§ What is needed: Output every line below exactly.

§ Record list:
______________________________
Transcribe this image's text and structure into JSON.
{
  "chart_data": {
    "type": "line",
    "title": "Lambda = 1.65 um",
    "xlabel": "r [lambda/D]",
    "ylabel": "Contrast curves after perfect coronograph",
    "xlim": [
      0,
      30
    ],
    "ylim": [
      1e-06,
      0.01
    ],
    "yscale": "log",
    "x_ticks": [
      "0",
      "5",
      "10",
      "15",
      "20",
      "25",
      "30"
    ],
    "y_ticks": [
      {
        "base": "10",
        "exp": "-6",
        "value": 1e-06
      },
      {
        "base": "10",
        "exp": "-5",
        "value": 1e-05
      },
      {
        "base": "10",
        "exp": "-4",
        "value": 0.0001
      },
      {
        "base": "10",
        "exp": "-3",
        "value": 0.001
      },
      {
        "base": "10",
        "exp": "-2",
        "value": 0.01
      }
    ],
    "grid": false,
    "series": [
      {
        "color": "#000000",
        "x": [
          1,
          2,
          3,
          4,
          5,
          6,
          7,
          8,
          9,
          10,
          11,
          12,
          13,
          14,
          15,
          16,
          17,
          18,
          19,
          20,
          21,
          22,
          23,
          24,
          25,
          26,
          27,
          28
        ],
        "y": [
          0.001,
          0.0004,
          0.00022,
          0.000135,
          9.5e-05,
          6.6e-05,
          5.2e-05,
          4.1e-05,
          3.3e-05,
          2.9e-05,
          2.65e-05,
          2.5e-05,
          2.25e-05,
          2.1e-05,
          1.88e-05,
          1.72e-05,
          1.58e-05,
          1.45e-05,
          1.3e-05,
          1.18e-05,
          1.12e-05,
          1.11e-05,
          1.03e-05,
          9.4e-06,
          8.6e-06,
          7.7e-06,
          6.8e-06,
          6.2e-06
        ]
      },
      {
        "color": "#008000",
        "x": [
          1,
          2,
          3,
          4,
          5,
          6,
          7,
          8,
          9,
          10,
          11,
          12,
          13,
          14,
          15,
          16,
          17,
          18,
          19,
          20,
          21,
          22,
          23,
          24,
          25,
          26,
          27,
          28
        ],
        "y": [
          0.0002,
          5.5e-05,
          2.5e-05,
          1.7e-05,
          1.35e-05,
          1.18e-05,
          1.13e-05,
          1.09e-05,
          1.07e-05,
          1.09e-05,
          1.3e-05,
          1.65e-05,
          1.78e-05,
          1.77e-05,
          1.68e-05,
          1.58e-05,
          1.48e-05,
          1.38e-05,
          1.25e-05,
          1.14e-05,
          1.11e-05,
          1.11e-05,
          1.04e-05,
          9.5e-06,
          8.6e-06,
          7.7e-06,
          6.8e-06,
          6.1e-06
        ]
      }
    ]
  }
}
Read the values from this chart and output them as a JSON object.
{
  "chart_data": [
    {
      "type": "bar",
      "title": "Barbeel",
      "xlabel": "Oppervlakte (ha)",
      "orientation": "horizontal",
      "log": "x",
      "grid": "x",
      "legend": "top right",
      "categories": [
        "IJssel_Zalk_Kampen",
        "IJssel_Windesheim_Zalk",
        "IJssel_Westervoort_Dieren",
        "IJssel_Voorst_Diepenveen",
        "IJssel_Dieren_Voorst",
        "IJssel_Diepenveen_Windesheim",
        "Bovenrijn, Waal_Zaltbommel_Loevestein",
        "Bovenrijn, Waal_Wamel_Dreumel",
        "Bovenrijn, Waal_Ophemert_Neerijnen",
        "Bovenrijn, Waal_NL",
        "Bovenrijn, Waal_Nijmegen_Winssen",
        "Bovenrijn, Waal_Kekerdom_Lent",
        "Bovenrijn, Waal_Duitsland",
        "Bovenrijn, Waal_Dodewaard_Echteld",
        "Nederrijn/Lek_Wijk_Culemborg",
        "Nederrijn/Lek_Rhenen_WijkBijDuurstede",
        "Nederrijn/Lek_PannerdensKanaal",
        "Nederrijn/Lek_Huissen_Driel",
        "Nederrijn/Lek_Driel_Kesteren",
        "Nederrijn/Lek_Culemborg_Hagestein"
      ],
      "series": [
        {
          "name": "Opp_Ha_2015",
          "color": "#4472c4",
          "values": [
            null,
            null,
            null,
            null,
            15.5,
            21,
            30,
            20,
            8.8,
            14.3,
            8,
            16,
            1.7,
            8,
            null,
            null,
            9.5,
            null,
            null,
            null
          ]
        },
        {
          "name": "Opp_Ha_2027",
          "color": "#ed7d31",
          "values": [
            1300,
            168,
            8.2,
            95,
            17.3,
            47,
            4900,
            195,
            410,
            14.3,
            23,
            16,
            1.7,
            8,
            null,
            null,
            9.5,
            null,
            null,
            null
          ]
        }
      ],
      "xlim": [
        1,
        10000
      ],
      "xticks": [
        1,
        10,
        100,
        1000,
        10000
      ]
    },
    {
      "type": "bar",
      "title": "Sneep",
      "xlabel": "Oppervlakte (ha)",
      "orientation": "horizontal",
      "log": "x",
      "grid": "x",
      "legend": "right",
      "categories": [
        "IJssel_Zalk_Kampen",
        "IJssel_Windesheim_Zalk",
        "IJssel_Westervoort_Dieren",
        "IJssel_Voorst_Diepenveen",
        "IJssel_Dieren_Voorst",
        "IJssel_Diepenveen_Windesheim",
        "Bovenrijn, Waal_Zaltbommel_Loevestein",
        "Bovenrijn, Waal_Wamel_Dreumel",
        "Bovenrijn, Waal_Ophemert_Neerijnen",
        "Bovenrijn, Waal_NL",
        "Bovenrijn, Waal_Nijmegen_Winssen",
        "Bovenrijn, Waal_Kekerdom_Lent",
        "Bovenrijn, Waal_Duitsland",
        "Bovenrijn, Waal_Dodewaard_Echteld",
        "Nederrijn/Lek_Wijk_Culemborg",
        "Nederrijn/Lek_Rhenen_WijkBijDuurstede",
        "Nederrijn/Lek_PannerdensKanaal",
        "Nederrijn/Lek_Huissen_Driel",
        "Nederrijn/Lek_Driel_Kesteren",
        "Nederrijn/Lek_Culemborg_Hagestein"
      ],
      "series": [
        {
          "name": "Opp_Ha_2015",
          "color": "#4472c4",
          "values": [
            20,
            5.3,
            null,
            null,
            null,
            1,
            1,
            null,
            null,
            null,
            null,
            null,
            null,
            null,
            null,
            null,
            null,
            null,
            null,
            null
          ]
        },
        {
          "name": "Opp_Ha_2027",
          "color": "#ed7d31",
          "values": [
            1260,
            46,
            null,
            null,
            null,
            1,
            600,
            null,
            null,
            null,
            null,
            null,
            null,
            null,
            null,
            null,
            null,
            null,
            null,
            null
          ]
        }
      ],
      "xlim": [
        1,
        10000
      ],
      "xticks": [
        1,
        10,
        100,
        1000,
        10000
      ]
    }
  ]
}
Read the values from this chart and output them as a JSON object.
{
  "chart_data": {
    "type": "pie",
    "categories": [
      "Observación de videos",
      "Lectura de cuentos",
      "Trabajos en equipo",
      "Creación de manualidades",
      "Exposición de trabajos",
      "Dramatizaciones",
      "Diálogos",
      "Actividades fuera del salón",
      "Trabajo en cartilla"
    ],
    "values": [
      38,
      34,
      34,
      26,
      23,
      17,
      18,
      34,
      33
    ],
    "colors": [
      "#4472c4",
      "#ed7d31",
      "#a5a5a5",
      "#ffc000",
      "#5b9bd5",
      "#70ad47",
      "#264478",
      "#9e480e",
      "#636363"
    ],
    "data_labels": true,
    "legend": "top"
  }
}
______________________________
§ Output of the exercise:
Transcribe this image's text and structure into JSON.
{
  "chart_data": {
    "type": "line",
    "title": "Lambda = 1.65 um",
    "xlabel": "r [lambda/D]",
    "ylabel": "Contrast curves after perfect coronograph",
    "xlim": [
      0,
      30
    ],
    "ylim": [
      1e-06,
      0.01
    ],
    "yscale": "log",
    "x_ticks": [
      "0",
      "5",
      "10",
      "15",
      "20",
      "25",
      "30"
    ],
    "y_ticks": [
      {
        "base": "10",
        "exp": "-6",
        "value": 1e-06
      },
      {
        "base": "10",
        "exp": "-5",
        "value": 1e-05
      },
      {
        "base": "10",
        "exp": "-4",
        "value": 0.0001
      },
      {
        "base": "10",
        "exp": "-3",
        "value": 0.001
      },
      {
        "base": "10",
        "exp": "-2",
        "value": 0.01
      }
    ],
    "grid": false,
    "series": [
      {
        "color": "#000000",
        "x": [
          1,
          2,
          3,
          4,
          5,
          6,
          7,
          8,
          9,
          10,
          11,
          12,
          13,
          14,
          15,
          16,
          17,
          18,
          19,
          20,
          21,
          22,
          23,
          24,
          25,
          26,
          27,
          28
        ],
        "y": [
          0.001,
          0.0004,
          0.00022,
          0.000135,
          9.5e-05,
          6.6e-05,
          5.2e-05,
          4.1e-05,
          3.3e-05,
          2.9e-05,
          2.65e-05,
          2.5e-05,
          2.25e-05,
          2.1e-05,
          1.88e-05,
          1.72e-05,
          1.58e-05,
          1.45e-05,
          1.3e-05,
          1.18e-05,
          1.12e-05,
          1.11e-05,
          1.03e-05,
          9.4e-06,
          8.6e-06,
          7.7e-06,
          6.8e-06,
          6.2e-06
        ]
      },
      {
        "color": "#008000",
        "x": [
          1,
          2,
          3,
          4,
          5,
          6,
          7,
          8,
          9,
          10,
          11,
          12,
          13,
          14,
          15,
          16,
          17,
          18,
          19,
          20,
          21,
          22,
          23,
          24,
          25,
          26,
          27,
          28
        ],
        "y": [
          0.0002,
          5.5e-05,
          2.5e-05,
          1.7e-05,
          1.35e-05,
          1.18e-05,
          1.13e-05,
          1.09e-05,
          1.07e-05,
          1.09e-05,
          1.3e-05,
          1.65e-05,
          1.78e-05,
          1.77e-05,
          1.68e-05,
          1.58e-05,
          1.48e-05,
          1.38e-05,
          1.25e-05,
          1.14e-05,
          1.11e-05,
          1.11e-05,
          1.04e-05,
          9.5e-06,
          8.6e-06,
          7.7e-06,
          6.8e-06,
          6.1e-06
        ]
      }
    ]
  }
}
Read the values from this chart and output them as a JSON object.
{
  "chart_data": [
    {
      "type": "bar",
      "title": "Barbeel",
      "xlabel": "Oppervlakte (ha)",
      "orientation": "horizontal",
      "log": "x",
      "grid": "x",
      "legend": "top right",
      "categories": [
        "IJssel_Zalk_Kampen",
        "IJssel_Windesheim_Zalk",
        "IJssel_Westervoort_Dieren",
        "IJssel_Voorst_Diepenveen",
        "IJssel_Dieren_Voorst",
        "IJssel_Diepenveen_Windesheim",
        "Bovenrijn, Waal_Zaltbommel_Loevestein",
        "Bovenrijn, Waal_Wamel_Dreumel",
        "Bovenrijn, Waal_Ophemert_Neerijnen",
        "Bovenrijn, Waal_NL",
        "Bovenrijn, Waal_Nijmegen_Winssen",
        "Bovenrijn, Waal_Kekerdom_Lent",
        "Bovenrijn, Waal_Duitsland",
        "Bovenrijn, Waal_Dodewaard_Echteld",
        "Nederrijn/Lek_Wijk_Culemborg",
        "Nederrijn/Lek_Rhenen_WijkBijDuurstede",
        "Nederrijn/Lek_PannerdensKanaal",
        "Nederrijn/Lek_Huissen_Driel",
        "Nederrijn/Lek_Driel_Kesteren",
        "Nederrijn/Lek_Culemborg_Hagestein"
      ],
      "series": [
        {
          "name": "Opp_Ha_2015",
          "color": "#4472c4",
          "values": [
            null,
            null,
            null,
            null,
            15.5,
            21,
            30,
            20,
            8.8,
            14.3,
            8,
            16,
            1.7,
            8,
            null,
            null,
            9.5,
            null,
            null,
            null
          ]
        },
        {
          "name": "Opp_Ha_2027",
          "color": "#ed7d31",
          "values": [
            1300,
            168,
            8.2,
            95,
            17.3,
            47,
            4900,
            195,
            410,
            14.3,
            23,
            16,
            1.7,
            8,
            null,
            null,
            9.5,
            null,
            null,
            null
          ]
        }
      ],
      "xlim": [
        1,
        10000
      ],
      "xticks": [
        1,
        10,
        100,
        1000,
        10000
      ]
    },
    {
      "type": "bar",
      "title": "Sneep",
      "xlabel": "Oppervlakte (ha)",
      "orientation": "horizontal",
      "log": "x",
      "grid": "x",
      "legend": "right",
      "categories": [
        "IJssel_Zalk_Kampen",
        "IJssel_Windesheim_Zalk",
        "IJssel_Westervoort_Dieren",
        "IJssel_Voorst_Diepenveen",
        "IJssel_Dieren_Voorst",
        "IJssel_Diepenveen_Windesheim",
        "Bovenrijn, Waal_Zaltbommel_Loevestein",
        "Bovenrijn, Waal_Wamel_Dreumel",
        "Bovenrijn, Waal_Ophemert_Neerijnen",
        "Bovenrijn, Waal_NL",
        "Bovenrijn, Waal_Nijmegen_Winssen",
        "Bovenrijn, Waal_Kekerdom_Lent",
        "Bovenrijn, Waal_Duitsland",
        "Bovenrijn, Waal_Dodewaard_Echteld",
        "Nederrijn/Lek_Wijk_Culemborg",
        "Nederrijn/Lek_Rhenen_WijkBijDuurstede",
        "Nederrijn/Lek_PannerdensKanaal",
        "Nederrijn/Lek_Huissen_Driel",
        "Nederrijn/Lek_Driel_Kesteren",
        "Nederrijn/Lek_Culemborg_Hagestein"
      ],
      "series": [
        {
          "name": "Opp_Ha_2015",
          "color": "#4472c4",
          "values": [
            20,
            5.3,
            null,
            null,
            null,
            1,
            1,
            null,
            null,
            null,
            null,
            null,
            null,
            null,
            null,
            null,
            null,
            null,
            null,
            null
          ]
        },
        {
          "name": "Opp_Ha_2027",
          "color": "#ed7d31",
          "values": [
            1260,
            46,
            null,
            null,
            null,
            1,
            600,
            null,
            null,
            null,
            null,
            null,
            null,
            null,
            null,
            null,
            null,
            null,
            null,
            null
          ]
        }
      ],
      "xlim": [
        1,
        10000
      ],
      "xticks": [
        1,
        10,
        100,
        1000,
        10000
      ]
    }
  ]
}
Read the values from this chart and output them as a JSON object.
{
  "chart_data": {
    "type": "pie",
    "categories": [
      "Observación de videos",
      "Lectura de cuentos",
      "Trabajos en equipo",
      "Creación de manualidades",
      "Exposición de trabajos",
      "Dramatizaciones",
      "Diálogos",
      "Actividades fuera del salón",
      "Trabajo en cartilla"
    ],
    "values": [
      38,
      34,
      34,
      26,
      23,
      17,
      18,
      34,
      33
    ],
    "colors": [
      "#4472c4",
      "#ed7d31",
      "#a5a5a5",
      "#ffc000",
      "#5b9bd5",
      "#70ad47",
      "#264478",
      "#9e480e",
      "#636363"
    ],
    "data_labels": true,
    "legend": "top"
  }
}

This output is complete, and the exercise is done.